Source material start

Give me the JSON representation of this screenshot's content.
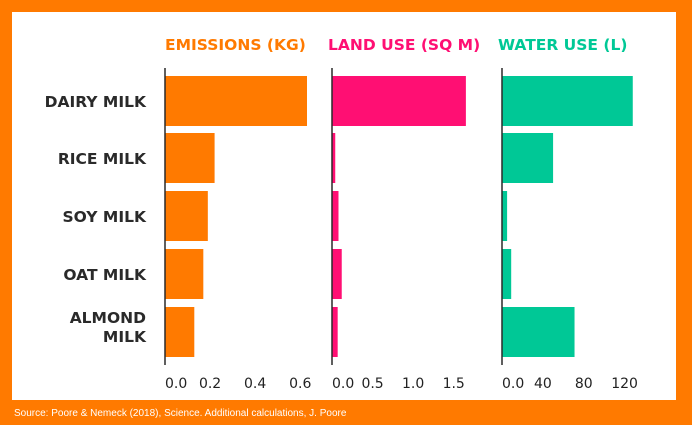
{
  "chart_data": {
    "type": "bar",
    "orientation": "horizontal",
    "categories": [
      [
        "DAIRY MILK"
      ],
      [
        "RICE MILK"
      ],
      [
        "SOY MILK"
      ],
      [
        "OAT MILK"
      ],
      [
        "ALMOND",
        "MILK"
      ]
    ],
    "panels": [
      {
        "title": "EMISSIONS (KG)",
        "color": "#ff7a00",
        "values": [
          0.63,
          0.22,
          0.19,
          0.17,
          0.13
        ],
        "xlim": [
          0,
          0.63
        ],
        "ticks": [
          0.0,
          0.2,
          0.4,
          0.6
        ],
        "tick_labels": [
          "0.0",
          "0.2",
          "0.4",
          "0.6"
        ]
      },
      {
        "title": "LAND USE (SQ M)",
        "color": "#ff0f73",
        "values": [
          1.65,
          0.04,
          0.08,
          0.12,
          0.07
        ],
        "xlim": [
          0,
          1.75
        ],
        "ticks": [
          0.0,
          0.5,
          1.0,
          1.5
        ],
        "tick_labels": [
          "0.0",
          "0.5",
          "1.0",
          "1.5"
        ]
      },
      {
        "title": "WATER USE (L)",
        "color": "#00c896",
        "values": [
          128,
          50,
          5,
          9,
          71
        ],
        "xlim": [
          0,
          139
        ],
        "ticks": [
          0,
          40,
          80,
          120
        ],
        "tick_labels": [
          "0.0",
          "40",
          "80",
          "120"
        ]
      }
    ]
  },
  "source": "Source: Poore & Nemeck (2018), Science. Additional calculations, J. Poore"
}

Source material end

> Written request: Each line containing "MILK" counts once; state the total number of such lines and nothing else.

> Output for this task: 5